### Instructions for the task
Write out every line of the material as it stands, apart from the pictures.

### Data supplied

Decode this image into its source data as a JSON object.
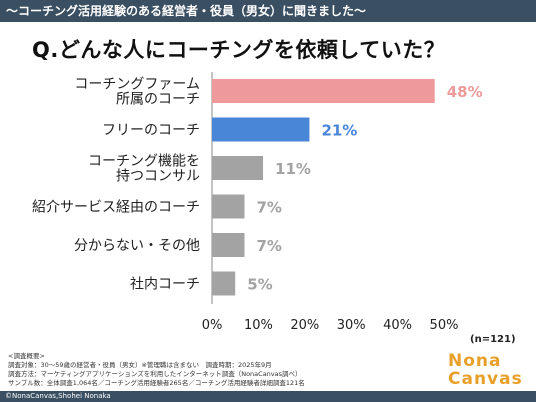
{
  "header": {
    "banner": "〜コーチング活用経験のある経営者・役員（男女）に聞きました〜",
    "question": "Q.どんな人にコーチングを依頼していた？"
  },
  "chart_data": {
    "type": "bar",
    "orientation": "horizontal",
    "categories": [
      [
        "コーチングファーム",
        "所属のコーチ"
      ],
      [
        "フリーのコーチ"
      ],
      [
        "コーチング機能を",
        "持つコンサル"
      ],
      [
        "紹介サービス経由のコーチ"
      ],
      [
        "分からない・その他"
      ],
      [
        "社内コーチ"
      ]
    ],
    "values": [
      48,
      21,
      11,
      7,
      7,
      5
    ],
    "value_labels": [
      "48%",
      "21%",
      "11%",
      "7%",
      "7%",
      "5%"
    ],
    "bar_colors": [
      "#ee9a9a",
      "#4a86d8",
      "#a3a3a3",
      "#a3a3a3",
      "#a3a3a3",
      "#a3a3a3"
    ],
    "label_colors": [
      "#ee9a9a",
      "#4a86d8",
      "#a3a3a3",
      "#a3a3a3",
      "#a3a3a3",
      "#a3a3a3"
    ],
    "xlim": [
      0,
      50
    ],
    "xticks": [
      0,
      10,
      20,
      30,
      40,
      50
    ],
    "xtick_labels": [
      "0%",
      "10%",
      "20%",
      "30%",
      "40%",
      "50%"
    ],
    "grid": false
  },
  "n_note": "(n=121)",
  "survey": {
    "heading": "<調査概要>",
    "line1": "調査対象：30〜59歳の経営者・役員（男女）※管理職は含まない　調査時期：2025年9月",
    "line2": "調査方法：マーケティングアプリケーションズを利用したインターネット調査（NonaCanvas調べ）",
    "line3": "サンプル数：全体調査1,064名／コーチング活用経験者265名／コーチング活用経験者詳細調査121名"
  },
  "logo": {
    "line1": "Nona",
    "line2": "Canvas",
    "color": "#e8a02a"
  },
  "footer": {
    "copyright": "©NonaCanvas,Shohei Nonaka"
  }
}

### Written reply
Decode this image into its source data as a JSON object.
{
  "header": {
    "banner": "〜コーチング活用経験のある経営者・役員（男女）に聞きました〜",
    "question": "Q.どんな人にコーチングを依頼していた？"
  },
  "chart_data": {
    "type": "bar",
    "orientation": "horizontal",
    "categories": [
      [
        "コーチングファーム",
        "所属のコーチ"
      ],
      [
        "フリーのコーチ"
      ],
      [
        "コーチング機能を",
        "持つコンサル"
      ],
      [
        "紹介サービス経由のコーチ"
      ],
      [
        "分からない・その他"
      ],
      [
        "社内コーチ"
      ]
    ],
    "values": [
      48,
      21,
      11,
      7,
      7,
      5
    ],
    "value_labels": [
      "48%",
      "21%",
      "11%",
      "7%",
      "7%",
      "5%"
    ],
    "bar_colors": [
      "#ee9a9a",
      "#4a86d8",
      "#a3a3a3",
      "#a3a3a3",
      "#a3a3a3",
      "#a3a3a3"
    ],
    "label_colors": [
      "#ee9a9a",
      "#4a86d8",
      "#a3a3a3",
      "#a3a3a3",
      "#a3a3a3",
      "#a3a3a3"
    ],
    "xlim": [
      0,
      50
    ],
    "xticks": [
      0,
      10,
      20,
      30,
      40,
      50
    ],
    "xtick_labels": [
      "0%",
      "10%",
      "20%",
      "30%",
      "40%",
      "50%"
    ],
    "grid": false
  },
  "n_note": "(n=121)",
  "survey": {
    "heading": "<調査概要>",
    "line1": "調査対象：30〜59歳の経営者・役員（男女）※管理職は含まない　調査時期：2025年9月",
    "line2": "調査方法：マーケティングアプリケーションズを利用したインターネット調査（NonaCanvas調べ）",
    "line3": "サンプル数：全体調査1,064名／コーチング活用経験者265名／コーチング活用経験者詳細調査121名"
  },
  "logo": {
    "line1": "Nona",
    "line2": "Canvas",
    "color": "#e8a02a"
  },
  "footer": {
    "copyright": "©NonaCanvas,Shohei Nonaka"
  }
}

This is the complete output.